__WRITTEN TASK__.
Return the data exactly, with all pictures removed.

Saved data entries
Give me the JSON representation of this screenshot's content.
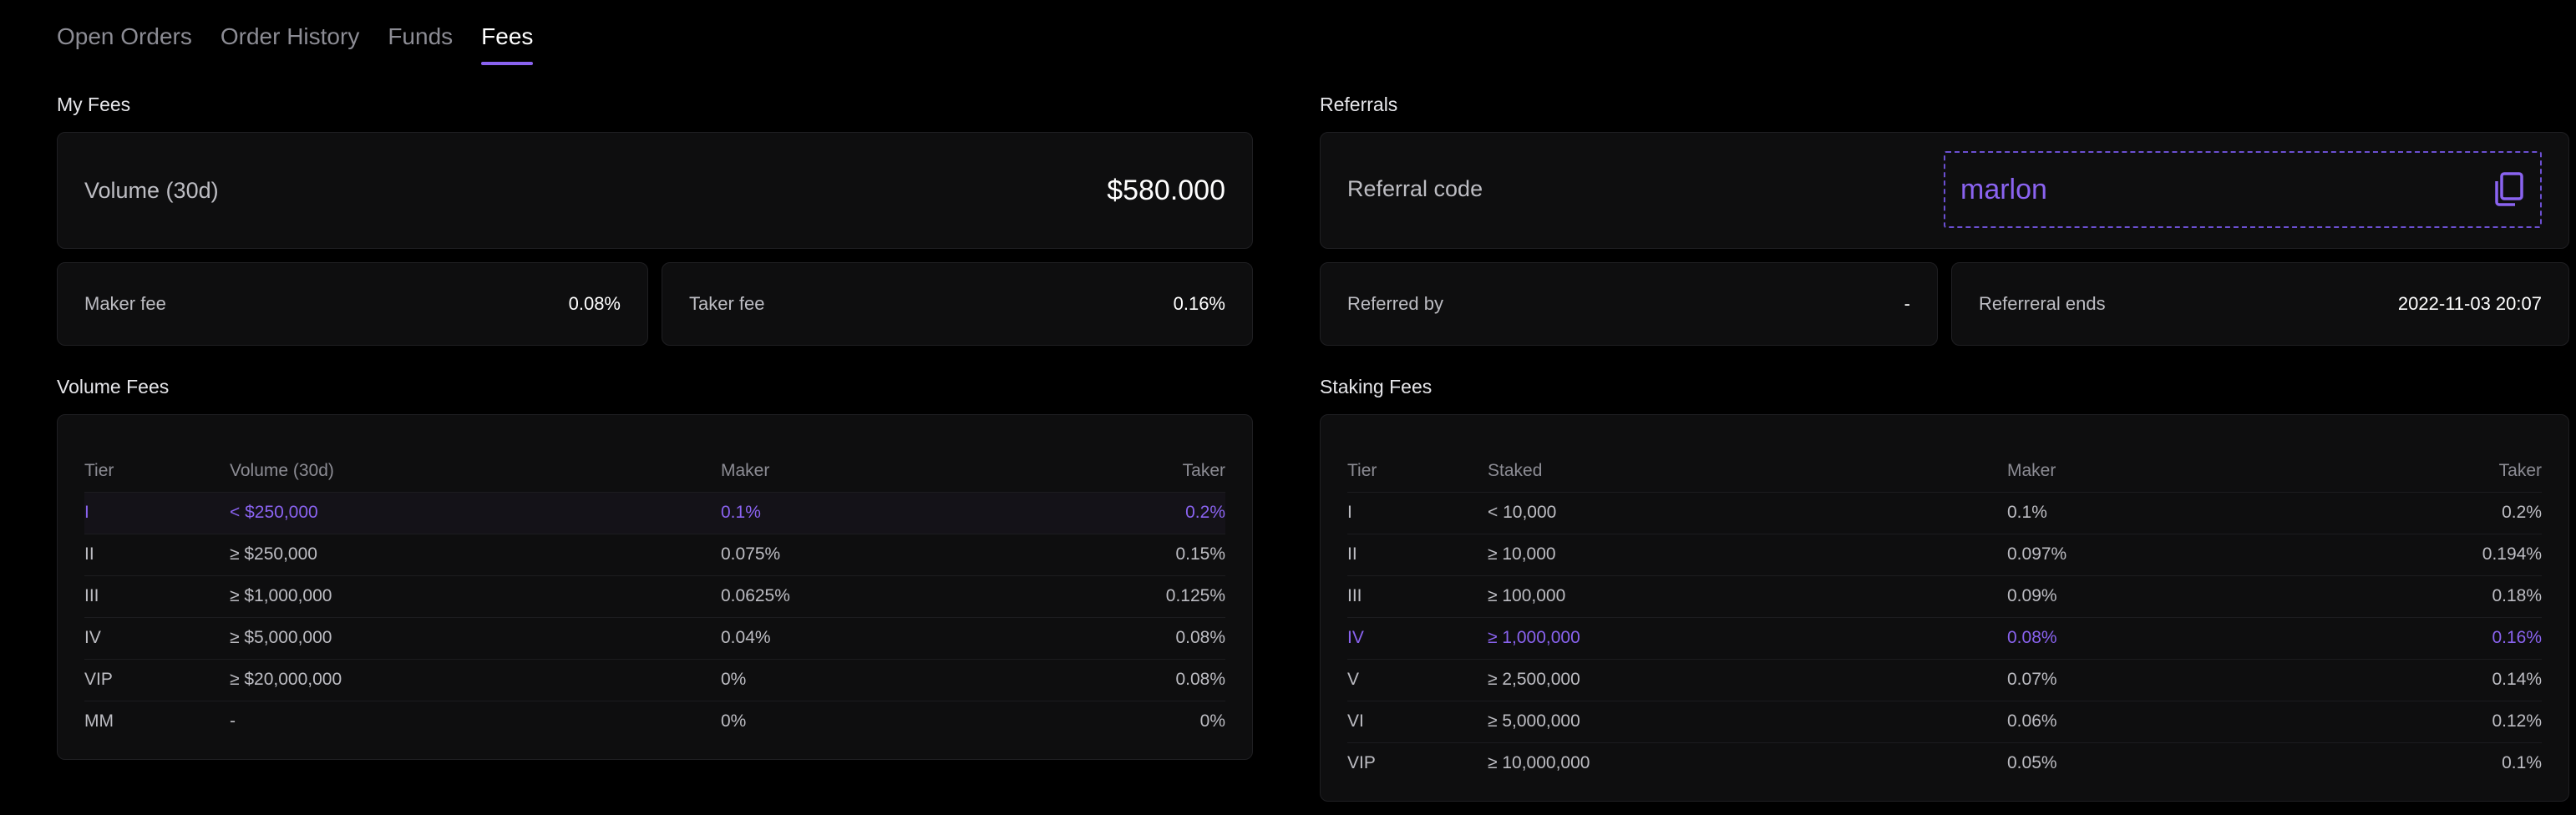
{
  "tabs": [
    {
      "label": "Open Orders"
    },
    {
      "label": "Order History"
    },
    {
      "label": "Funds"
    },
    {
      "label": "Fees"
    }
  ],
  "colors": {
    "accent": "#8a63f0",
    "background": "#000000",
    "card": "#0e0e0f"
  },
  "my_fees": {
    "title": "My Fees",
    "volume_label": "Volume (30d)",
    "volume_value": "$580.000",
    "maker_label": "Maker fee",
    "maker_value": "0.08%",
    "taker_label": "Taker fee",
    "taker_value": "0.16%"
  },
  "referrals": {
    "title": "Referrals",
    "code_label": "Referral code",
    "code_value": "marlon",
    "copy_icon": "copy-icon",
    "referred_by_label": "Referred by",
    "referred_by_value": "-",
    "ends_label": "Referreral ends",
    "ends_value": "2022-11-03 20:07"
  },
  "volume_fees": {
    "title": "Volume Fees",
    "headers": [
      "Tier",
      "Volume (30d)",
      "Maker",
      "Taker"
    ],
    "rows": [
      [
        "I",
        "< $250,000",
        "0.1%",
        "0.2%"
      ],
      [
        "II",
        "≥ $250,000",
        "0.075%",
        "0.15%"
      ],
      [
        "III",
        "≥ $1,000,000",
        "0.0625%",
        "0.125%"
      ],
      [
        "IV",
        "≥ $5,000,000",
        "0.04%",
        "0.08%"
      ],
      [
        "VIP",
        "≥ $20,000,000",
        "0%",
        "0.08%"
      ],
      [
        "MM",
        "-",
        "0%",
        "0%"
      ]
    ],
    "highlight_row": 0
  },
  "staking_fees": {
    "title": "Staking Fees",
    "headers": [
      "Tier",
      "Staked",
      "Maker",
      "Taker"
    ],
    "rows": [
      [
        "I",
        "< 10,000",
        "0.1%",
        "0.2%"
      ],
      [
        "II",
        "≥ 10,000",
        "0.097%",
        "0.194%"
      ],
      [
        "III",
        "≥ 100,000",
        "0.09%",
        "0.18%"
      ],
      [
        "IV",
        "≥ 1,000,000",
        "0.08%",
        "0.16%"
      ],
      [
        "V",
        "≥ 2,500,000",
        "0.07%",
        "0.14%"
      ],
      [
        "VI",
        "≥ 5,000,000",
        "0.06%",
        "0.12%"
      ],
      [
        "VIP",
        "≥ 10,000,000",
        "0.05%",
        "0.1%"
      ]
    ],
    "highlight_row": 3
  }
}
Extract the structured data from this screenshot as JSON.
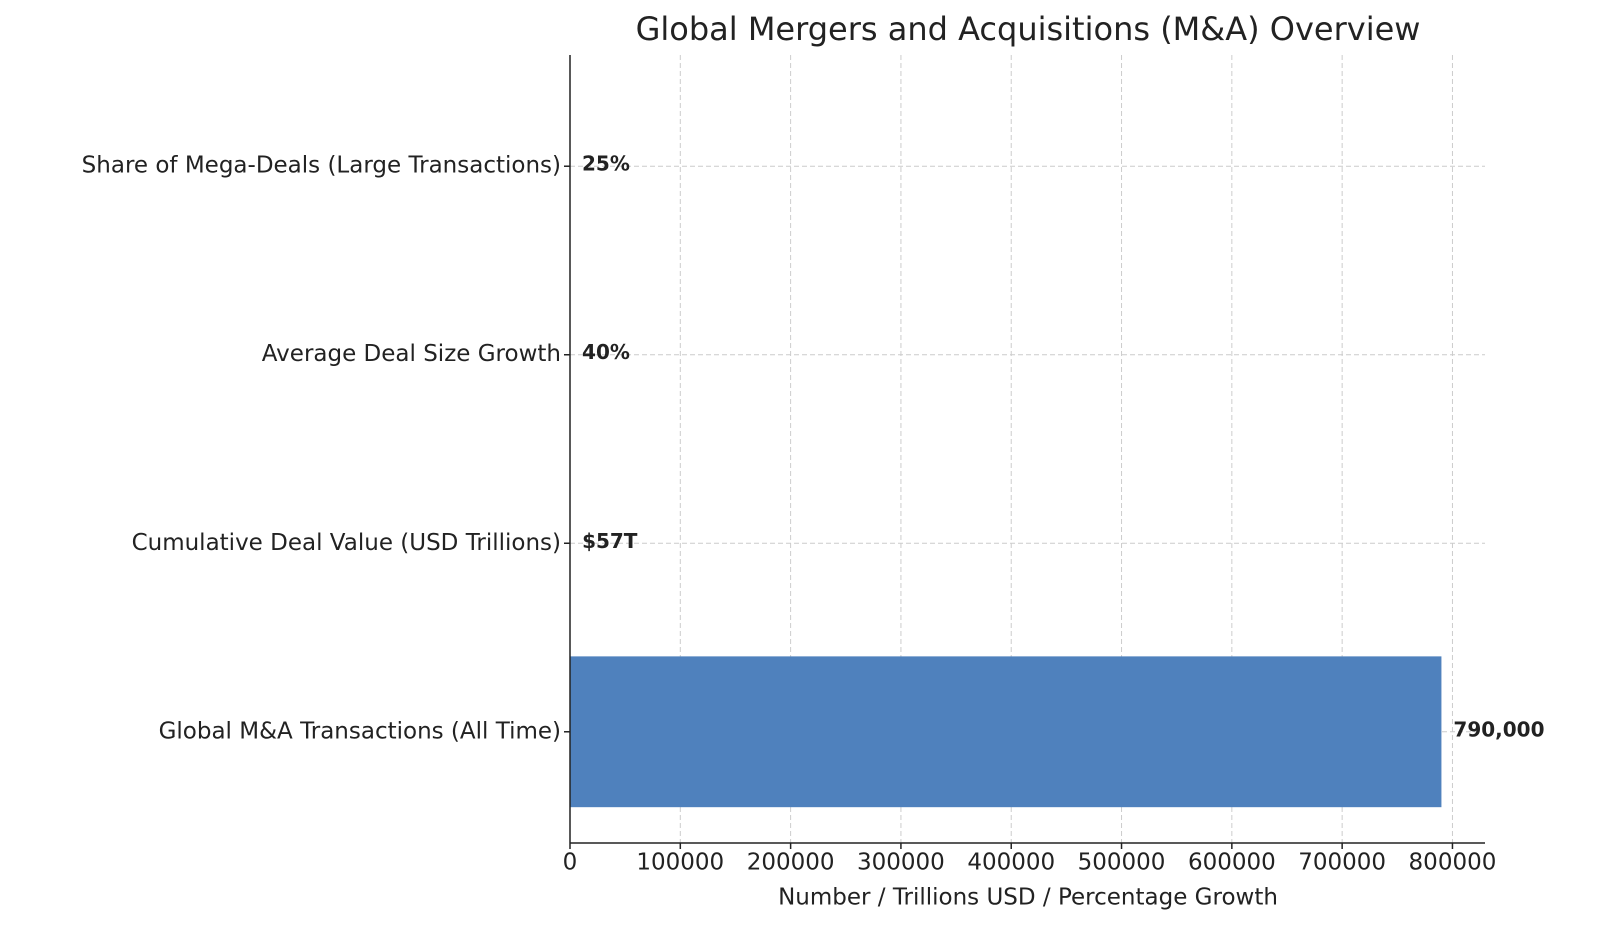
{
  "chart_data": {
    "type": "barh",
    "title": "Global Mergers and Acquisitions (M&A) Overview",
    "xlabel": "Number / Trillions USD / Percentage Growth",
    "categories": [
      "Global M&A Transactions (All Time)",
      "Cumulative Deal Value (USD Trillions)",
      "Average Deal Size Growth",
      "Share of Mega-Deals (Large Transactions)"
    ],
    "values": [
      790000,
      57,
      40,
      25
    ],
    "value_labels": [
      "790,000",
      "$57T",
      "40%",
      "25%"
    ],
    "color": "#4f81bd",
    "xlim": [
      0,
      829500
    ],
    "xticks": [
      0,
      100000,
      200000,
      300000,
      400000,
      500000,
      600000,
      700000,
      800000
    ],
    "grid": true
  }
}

__ANSWER TO THE TASK__.
Give me the JSON representation of this screenshot's content.
{
  "tabs": [
    {
      "label": "Open Orders"
    },
    {
      "label": "Order History"
    },
    {
      "label": "Funds"
    },
    {
      "label": "Fees"
    }
  ],
  "colors": {
    "accent": "#8a63f0",
    "background": "#000000",
    "card": "#0e0e0f"
  },
  "my_fees": {
    "title": "My Fees",
    "volume_label": "Volume (30d)",
    "volume_value": "$580.000",
    "maker_label": "Maker fee",
    "maker_value": "0.08%",
    "taker_label": "Taker fee",
    "taker_value": "0.16%"
  },
  "referrals": {
    "title": "Referrals",
    "code_label": "Referral code",
    "code_value": "marlon",
    "copy_icon": "copy-icon",
    "referred_by_label": "Referred by",
    "referred_by_value": "-",
    "ends_label": "Referreral ends",
    "ends_value": "2022-11-03 20:07"
  },
  "volume_fees": {
    "title": "Volume Fees",
    "headers": [
      "Tier",
      "Volume (30d)",
      "Maker",
      "Taker"
    ],
    "rows": [
      [
        "I",
        "< $250,000",
        "0.1%",
        "0.2%"
      ],
      [
        "II",
        "≥ $250,000",
        "0.075%",
        "0.15%"
      ],
      [
        "III",
        "≥ $1,000,000",
        "0.0625%",
        "0.125%"
      ],
      [
        "IV",
        "≥ $5,000,000",
        "0.04%",
        "0.08%"
      ],
      [
        "VIP",
        "≥ $20,000,000",
        "0%",
        "0.08%"
      ],
      [
        "MM",
        "-",
        "0%",
        "0%"
      ]
    ],
    "highlight_row": 0
  },
  "staking_fees": {
    "title": "Staking Fees",
    "headers": [
      "Tier",
      "Staked",
      "Maker",
      "Taker"
    ],
    "rows": [
      [
        "I",
        "< 10,000",
        "0.1%",
        "0.2%"
      ],
      [
        "II",
        "≥ 10,000",
        "0.097%",
        "0.194%"
      ],
      [
        "III",
        "≥ 100,000",
        "0.09%",
        "0.18%"
      ],
      [
        "IV",
        "≥ 1,000,000",
        "0.08%",
        "0.16%"
      ],
      [
        "V",
        "≥ 2,500,000",
        "0.07%",
        "0.14%"
      ],
      [
        "VI",
        "≥ 5,000,000",
        "0.06%",
        "0.12%"
      ],
      [
        "VIP",
        "≥ 10,000,000",
        "0.05%",
        "0.1%"
      ]
    ],
    "highlight_row": 3
  }
}
Extract the structured data from this screenshot as JSON.
{
  "chart_data": {
    "type": "barh",
    "title": "Global Mergers and Acquisitions (M&A) Overview",
    "xlabel": "Number / Trillions USD / Percentage Growth",
    "categories": [
      "Global M&A Transactions (All Time)",
      "Cumulative Deal Value (USD Trillions)",
      "Average Deal Size Growth",
      "Share of Mega-Deals (Large Transactions)"
    ],
    "values": [
      790000,
      57,
      40,
      25
    ],
    "value_labels": [
      "790,000",
      "$57T",
      "40%",
      "25%"
    ],
    "color": "#4f81bd",
    "xlim": [
      0,
      829500
    ],
    "xticks": [
      0,
      100000,
      200000,
      300000,
      400000,
      500000,
      600000,
      700000,
      800000
    ],
    "grid": true
  }
}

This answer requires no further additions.